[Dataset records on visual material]
===

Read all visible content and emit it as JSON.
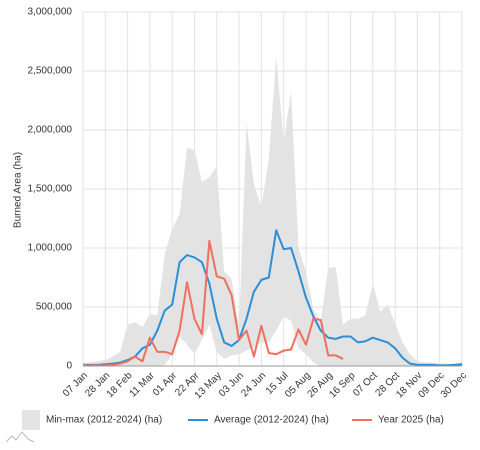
{
  "chart_data": {
    "type": "line",
    "y_label": "Burned Area (ha)",
    "categories": [
      "07 Jan",
      null,
      null,
      "28 Jan",
      null,
      null,
      "18 Feb",
      null,
      null,
      "11 Mar",
      null,
      null,
      "01 Apr",
      null,
      null,
      "22 Apr",
      null,
      null,
      "13 May",
      null,
      null,
      "03 Jun",
      null,
      null,
      "24 Jun",
      null,
      null,
      "15 Jul",
      null,
      null,
      "05 Aug",
      null,
      null,
      "26 Aug",
      null,
      null,
      "16 Sep",
      null,
      null,
      "07 Oct",
      null,
      null,
      "28 Oct",
      null,
      null,
      "18 Nov",
      null,
      null,
      "09 Dec",
      null,
      null,
      "30 Dec"
    ],
    "band": {
      "name": "Min-max (2012-2024) (ha)",
      "color": "#e3e3e3",
      "lower": [
        0,
        0,
        0,
        0,
        0,
        0,
        0,
        0,
        0,
        0,
        0,
        10000,
        100000,
        250000,
        180000,
        100000,
        220000,
        350000,
        120000,
        60000,
        90000,
        100000,
        130000,
        160000,
        200000,
        200000,
        300000,
        420000,
        380000,
        150000,
        100000,
        30000,
        0,
        0,
        0,
        0,
        0,
        0,
        0,
        0,
        0,
        0,
        0,
        0,
        0,
        0,
        0,
        0,
        0,
        0,
        0,
        0
      ],
      "upper": [
        30000,
        30000,
        40000,
        50000,
        80000,
        120000,
        350000,
        370000,
        330000,
        440000,
        430000,
        950000,
        1160000,
        1290000,
        1850000,
        1830000,
        1560000,
        1600000,
        1690000,
        800000,
        740000,
        320000,
        2060000,
        1540000,
        1350000,
        1750000,
        2620000,
        1900000,
        2330000,
        1000000,
        800000,
        480000,
        380000,
        830000,
        840000,
        350000,
        400000,
        400000,
        430000,
        700000,
        460000,
        520000,
        360000,
        200000,
        100000,
        40000,
        30000,
        30000,
        20000,
        20000,
        20000,
        30000
      ]
    },
    "series": [
      {
        "name": "Average (2012-2024) (ha)",
        "color": "#2a8fd6",
        "values": [
          10000,
          10000,
          10000,
          15000,
          20000,
          30000,
          50000,
          80000,
          150000,
          180000,
          300000,
          470000,
          520000,
          880000,
          940000,
          920000,
          880000,
          700000,
          400000,
          200000,
          170000,
          220000,
          400000,
          630000,
          730000,
          750000,
          1150000,
          990000,
          1000000,
          800000,
          580000,
          420000,
          300000,
          240000,
          230000,
          250000,
          250000,
          200000,
          210000,
          240000,
          220000,
          200000,
          150000,
          70000,
          20000,
          10000,
          10000,
          10000,
          5000,
          5000,
          10000,
          15000
        ]
      },
      {
        "name": "Year 2025 (ha)",
        "color": "#f0705f",
        "values": [
          5000,
          5000,
          5000,
          5000,
          10000,
          20000,
          40000,
          80000,
          40000,
          240000,
          120000,
          120000,
          100000,
          300000,
          710000,
          400000,
          270000,
          1060000,
          760000,
          740000,
          600000,
          220000,
          300000,
          80000,
          340000,
          110000,
          100000,
          130000,
          140000,
          310000,
          180000,
          400000,
          390000,
          90000,
          90000,
          60000,
          null,
          null,
          null,
          null,
          null,
          null,
          null,
          null,
          null,
          null,
          null,
          null,
          null,
          null,
          null,
          null
        ]
      }
    ],
    "ylim": [
      0,
      3000000
    ],
    "yticks": [
      0,
      {
        "value": 500000,
        "label": "500,000"
      },
      {
        "value": 1000000,
        "label": "1,000,000"
      },
      {
        "value": 1500000,
        "label": "1,500,000"
      },
      {
        "value": 2000000,
        "label": "2,000,000"
      },
      {
        "value": 2500000,
        "label": "2,500,000"
      },
      {
        "value": 3000000,
        "label": "3,000,000"
      }
    ],
    "grid": true
  }
}
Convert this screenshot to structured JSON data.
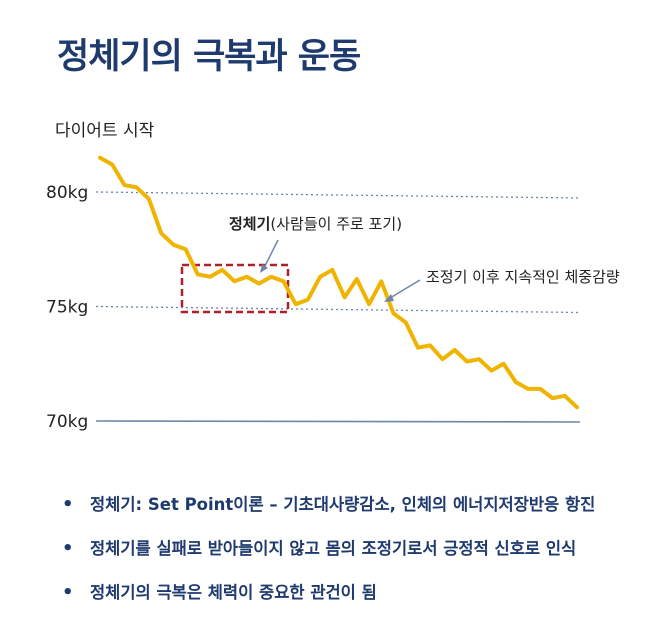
{
  "title": "정체기의 극복과 운동",
  "chart_data": {
    "type": "line",
    "ylim": [
      70,
      80
    ],
    "y_ticks": [
      {
        "label": "80kg",
        "value": 80
      },
      {
        "label": "75kg",
        "value": 75
      },
      {
        "label": "70kg",
        "value": 70
      }
    ],
    "start_label": "다이어트 시작",
    "series": [
      {
        "values": [
          81.5,
          81.2,
          80.3,
          80.2,
          79.7,
          78.2,
          77.7,
          77.5,
          76.4,
          76.3,
          76.6,
          76.1,
          76.3,
          76.0,
          76.3,
          76.1,
          75.1,
          75.3,
          76.3,
          76.6,
          75.4,
          76.2,
          75.1,
          76.1,
          74.7,
          74.3,
          73.2,
          73.3,
          72.7,
          73.1,
          72.6,
          72.7,
          72.2,
          72.5,
          71.7,
          71.4,
          71.4,
          71.0,
          71.1,
          70.6
        ],
        "color": "#f0b400"
      }
    ],
    "annotations": {
      "plateau_bold": "정체기",
      "plateau_rest": "(사람들이 주로 포기)",
      "adjust": "조정기 이후 지속적인 체중감량"
    }
  },
  "bullets": [
    "정체기: Set Point이론 – 기초대사량감소, 인체의 에너지저장반응 항진",
    " 정체기를 실패로 받아들이지 않고 몸의 조정기로서 긍정적 신호로 인식",
    "정체기의 극복은 체력이 중요한 관건이 됨"
  ],
  "bullet_marker": "•",
  "colors": {
    "title": "#1f3a6e",
    "line": "#f0b400",
    "box": "#b0202a",
    "grid": "#6e86a6"
  }
}
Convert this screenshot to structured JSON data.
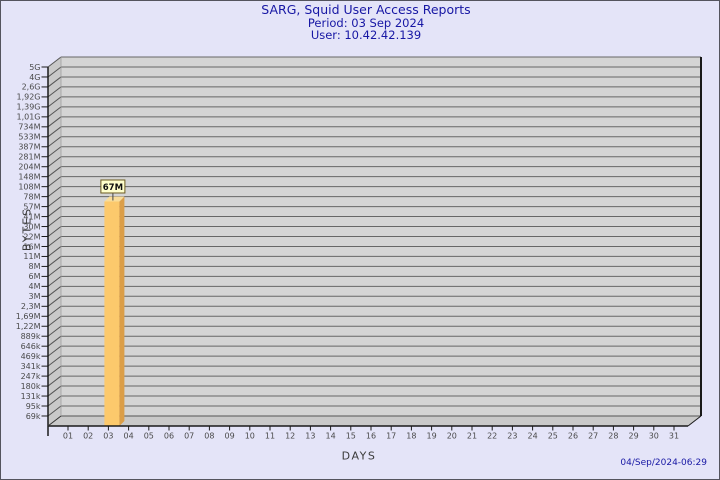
{
  "header": {
    "title": "SARG, Squid User Access Reports",
    "period": "Period: 03 Sep 2024",
    "user": "User: 10.42.42.139"
  },
  "footer": {
    "timestamp": "04/Sep/2024-06:29"
  },
  "chart_data": {
    "type": "bar",
    "title": "SARG, Squid User Access Reports",
    "subtitle_period": "Period: 03 Sep 2024",
    "subtitle_user": "User: 10.42.42.139",
    "xlabel": "DAYS",
    "ylabel": "BYTES",
    "y_scale": "logarithmic",
    "y_tick_labels": [
      "5G",
      "4G",
      "2,6G",
      "1,92G",
      "1,39G",
      "1,01G",
      "734M",
      "533M",
      "387M",
      "281M",
      "204M",
      "148M",
      "108M",
      "78M",
      "57M",
      "41M",
      "30M",
      "22M",
      "16M",
      "11M",
      "8M",
      "6M",
      "4M",
      "3M",
      "2,3M",
      "1,69M",
      "1,22M",
      "889k",
      "646k",
      "469k",
      "341k",
      "247k",
      "180k",
      "131k",
      "95k",
      "69k"
    ],
    "x_tick_labels": [
      "01",
      "02",
      "03",
      "04",
      "05",
      "06",
      "07",
      "08",
      "09",
      "10",
      "11",
      "12",
      "13",
      "14",
      "15",
      "16",
      "17",
      "18",
      "19",
      "20",
      "21",
      "22",
      "23",
      "24",
      "25",
      "26",
      "27",
      "28",
      "29",
      "30",
      "31"
    ],
    "bars": [
      {
        "day": "03",
        "value_label": "67M"
      }
    ],
    "legend": "none",
    "grid": "horizontal",
    "colors": {
      "page_background": "#E4E4F8",
      "title_text": "#1717A4",
      "plot_background": "#D4D4D4",
      "side_wall": "#C9C9C9",
      "gridline": "#666666",
      "axis_line": "#1a1a1a",
      "tick_text": "#4a4a4a",
      "bar_front": "#FCC96C",
      "bar_side": "#DB9E48",
      "bar_top": "#F9DD9A",
      "annotation_background": "#FFFFCC",
      "annotation_border": "#6b5b22",
      "annotation_text": "#111111"
    }
  }
}
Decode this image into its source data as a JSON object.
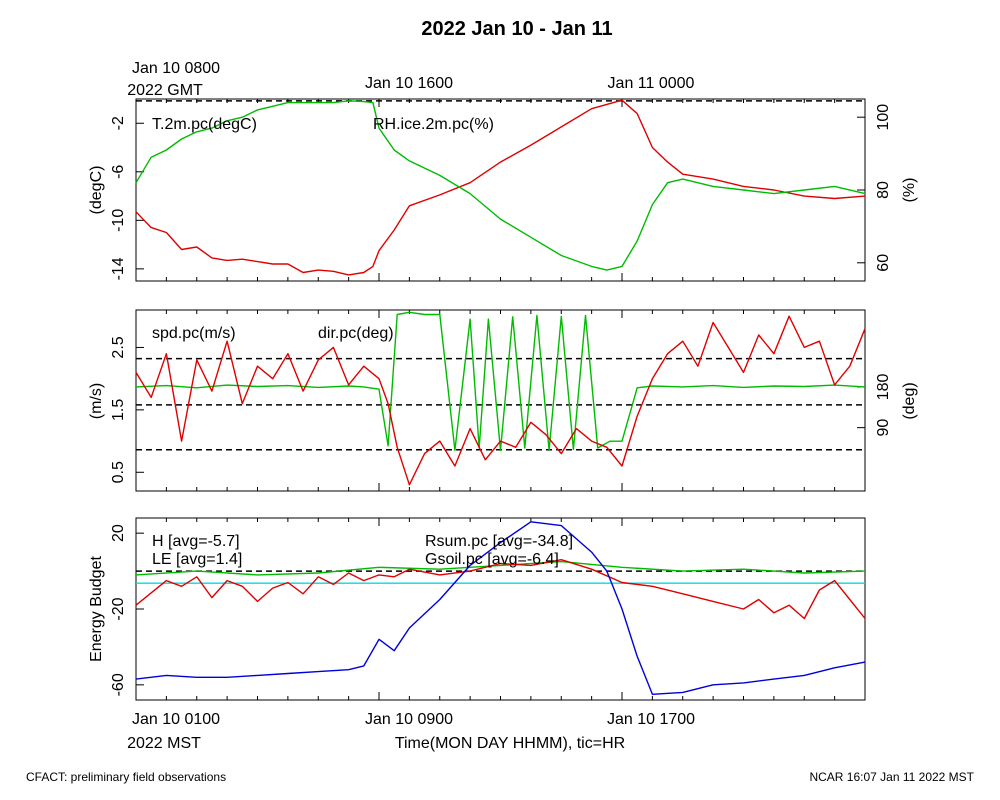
{
  "title": "2022 Jan 10 - Jan 11",
  "top_axis": {
    "gmt_first_line1": "Jan 10 0800",
    "gmt_first_line2": "2022 GMT",
    "gmt_mid": "Jan 10 1600",
    "gmt_last": "Jan 11 0000"
  },
  "bottom_axis": {
    "mst_first_line1": "Jan 10 0100",
    "mst_first_line2": "2022 MST",
    "mst_mid": "Jan 10 0900",
    "mst_last": "Jan 10 1700",
    "xlabel": "Time(MON DAY HHMM), tic=HR"
  },
  "footer": {
    "left": "CFACT: preliminary field observations",
    "right": "NCAR 16:07 Jan 11 2022 MST"
  },
  "colors": {
    "red": "#e00000",
    "green": "#00bb00",
    "blue": "#0000dd",
    "cyan": "#00dddd",
    "black": "#000000"
  },
  "chart_data": [
    {
      "type": "line",
      "panel": "temperature-rh",
      "x_unit": "hours since Jan 10 0100 MST",
      "xlim": [
        0,
        24
      ],
      "ylabel_left": "(degC)",
      "ylabel_right": "(%)",
      "ylim_left": [
        -15,
        0
      ],
      "ylim_right": [
        55,
        105
      ],
      "yticks_left": [
        -14,
        -10,
        -6,
        -2
      ],
      "yticks_right": [
        60,
        80,
        100
      ],
      "reference_lines_right": [
        104.5
      ],
      "series": [
        {
          "name": "T.2m.pc(degC)",
          "axis": "left",
          "color": "red",
          "x": [
            0,
            0.5,
            1,
            1.5,
            2,
            2.5,
            3,
            3.5,
            4,
            4.5,
            5,
            5.5,
            6,
            6.5,
            7,
            7.5,
            7.8,
            8,
            8.5,
            9,
            10,
            11,
            12,
            13,
            14,
            15,
            16,
            16.5,
            17,
            17.5,
            18,
            19,
            20,
            21,
            22,
            23,
            24
          ],
          "values": [
            -9.3,
            -10.6,
            -11.0,
            -12.4,
            -12.2,
            -13.1,
            -13.3,
            -13.2,
            -13.4,
            -13.6,
            -13.6,
            -14.3,
            -14.1,
            -14.2,
            -14.5,
            -14.3,
            -13.8,
            -12.5,
            -10.8,
            -8.8,
            -7.9,
            -6.9,
            -5.2,
            -3.8,
            -2.3,
            -0.8,
            -0.1,
            -1.2,
            -4.0,
            -5.2,
            -6.2,
            -6.6,
            -7.2,
            -7.5,
            -8.0,
            -8.2,
            -8.0
          ]
        },
        {
          "name": "RH.ice.2m.pc(%)",
          "axis": "right",
          "color": "green",
          "x": [
            0,
            0.5,
            1,
            1.5,
            2,
            2.5,
            3,
            3.5,
            4,
            4.5,
            5,
            5.5,
            6,
            6.5,
            7,
            7.5,
            7.8,
            8,
            8.5,
            9,
            10,
            11,
            12,
            13,
            14,
            15,
            15.5,
            16,
            16.5,
            17,
            17.5,
            18,
            19,
            20,
            21,
            22,
            23,
            24
          ],
          "values": [
            82,
            89,
            91,
            94,
            96,
            97,
            99,
            100,
            102,
            103,
            104,
            104,
            104,
            104,
            104.5,
            104.3,
            104,
            97,
            91,
            88,
            84,
            79,
            72,
            67,
            62,
            59,
            58,
            59,
            66,
            76,
            82,
            83,
            81,
            80,
            79,
            80,
            81,
            79
          ]
        }
      ]
    },
    {
      "type": "line",
      "panel": "wind",
      "x_unit": "hours since Jan 10 0100 MST",
      "xlim": [
        0,
        24
      ],
      "ylabel_left": "(m/s)",
      "ylabel_right": "(deg)",
      "ylim_left": [
        0.2,
        3.1
      ],
      "yticks_left": [
        0.5,
        1.5,
        2.5
      ],
      "yticks_right": [
        90,
        180
      ],
      "reference_lines_left": [
        0.86,
        1.58,
        2.32
      ],
      "series": [
        {
          "name": "spd.pc(m/s)",
          "axis": "left",
          "color": "red",
          "x": [
            0,
            0.5,
            1,
            1.5,
            2,
            2.5,
            3,
            3.5,
            4,
            4.5,
            5,
            5.5,
            6,
            6.5,
            7,
            7.5,
            8,
            8.3,
            8.6,
            9,
            9.5,
            10,
            10.5,
            11,
            11.5,
            12,
            12.5,
            13,
            13.5,
            14,
            14.5,
            15,
            15.5,
            16,
            16.5,
            17,
            17.5,
            18,
            18.5,
            19,
            19.5,
            20,
            20.5,
            21,
            21.5,
            22,
            22.5,
            23,
            23.5,
            24
          ],
          "values": [
            2.1,
            1.7,
            2.4,
            1.0,
            2.3,
            1.8,
            2.6,
            1.6,
            2.2,
            2.0,
            2.4,
            1.8,
            2.3,
            2.5,
            1.9,
            2.2,
            2.0,
            1.6,
            0.9,
            0.3,
            0.8,
            1.0,
            0.6,
            1.2,
            0.7,
            1.0,
            0.9,
            1.3,
            1.1,
            0.8,
            1.2,
            1.0,
            0.9,
            0.6,
            1.4,
            2.0,
            2.4,
            2.6,
            2.2,
            2.9,
            2.5,
            2.1,
            2.7,
            2.4,
            3.0,
            2.5,
            2.6,
            1.9,
            2.2,
            2.8
          ]
        },
        {
          "name": "dir.pc(deg)",
          "axis": "right",
          "color": "green",
          "x": [
            0,
            1,
            2,
            3,
            4,
            5,
            6,
            7,
            7.5,
            8,
            8.3,
            8.6,
            9,
            9.5,
            10,
            10.5,
            11,
            11.3,
            11.6,
            12,
            12.4,
            12.8,
            13.2,
            13.6,
            14,
            14.4,
            14.8,
            15.2,
            15.6,
            16,
            16.5,
            17,
            18,
            19,
            20,
            21,
            22,
            23,
            24
          ],
          "values": [
            180,
            183,
            178,
            184,
            181,
            183,
            179,
            182,
            180,
            175,
            50,
            340,
            345,
            340,
            340,
            40,
            330,
            45,
            330,
            40,
            335,
            45,
            338,
            40,
            336,
            42,
            338,
            45,
            60,
            60,
            178,
            182,
            180,
            183,
            179,
            182,
            181,
            184,
            180
          ]
        }
      ]
    },
    {
      "type": "line",
      "panel": "energy-budget",
      "x_unit": "hours since Jan 10 0100 MST",
      "xlim": [
        0,
        24
      ],
      "ylabel_left": "Energy Budget",
      "ylim_left": [
        -68,
        28
      ],
      "yticks_left": [
        -60,
        -20,
        20
      ],
      "reference_lines_left": [
        0
      ],
      "series": [
        {
          "name": "H",
          "legend": "H [avg=-5.7]",
          "color": "red",
          "x": [
            0,
            1,
            1.5,
            2,
            2.5,
            3,
            3.5,
            4,
            4.5,
            5,
            5.5,
            6,
            6.5,
            7,
            7.5,
            8,
            8.5,
            9,
            10,
            11,
            12,
            13,
            14,
            15,
            16,
            17,
            18,
            19,
            20,
            20.5,
            21,
            21.5,
            22,
            22.5,
            23,
            23.5,
            24
          ],
          "values": [
            -18,
            -5,
            -8,
            -3,
            -14,
            -5,
            -8,
            -16,
            -9,
            -6,
            -12,
            -3,
            -7,
            -1,
            -5,
            -2,
            -3,
            1,
            -2,
            0,
            4,
            3,
            6,
            1,
            -6,
            -8,
            -12,
            -16,
            -20,
            -15,
            -22,
            -18,
            -25,
            -10,
            -5,
            -15,
            -25
          ]
        },
        {
          "name": "LE",
          "legend": "LE [avg=1.4]",
          "color": "green",
          "x": [
            0,
            2,
            4,
            6,
            8,
            10,
            12,
            14,
            16,
            18,
            20,
            22,
            24
          ],
          "values": [
            -2,
            0,
            -2,
            -1,
            2,
            1,
            3,
            5,
            2,
            0,
            1,
            -1,
            0
          ]
        },
        {
          "name": "Rsum.pc",
          "legend": "Rsum.pc [avg=-34.8]",
          "color": "blue",
          "x": [
            0,
            1,
            2,
            3,
            4,
            5,
            6,
            7,
            7.5,
            8,
            8.5,
            9,
            10,
            11,
            12,
            13,
            14,
            15,
            15.5,
            16,
            16.5,
            17,
            18,
            19,
            20,
            21,
            22,
            23,
            24
          ],
          "values": [
            -57,
            -55,
            -56,
            -56,
            -55,
            -54,
            -53,
            -52,
            -50,
            -36,
            -42,
            -30,
            -15,
            3,
            15,
            26,
            24,
            10,
            0,
            -20,
            -45,
            -65,
            -64,
            -60,
            -59,
            -57,
            -55,
            -51,
            -48
          ]
        },
        {
          "name": "Gsoil.pc",
          "legend": "Gsoil.pc [avg=-6.4]",
          "color": "cyan",
          "x": [
            0,
            24
          ],
          "values": [
            -6.4,
            -6.4
          ]
        }
      ]
    }
  ]
}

===

**Description of the task**.
Report how many lines in the records above contain the word "legend", giving only the number.

**Correct response**.
5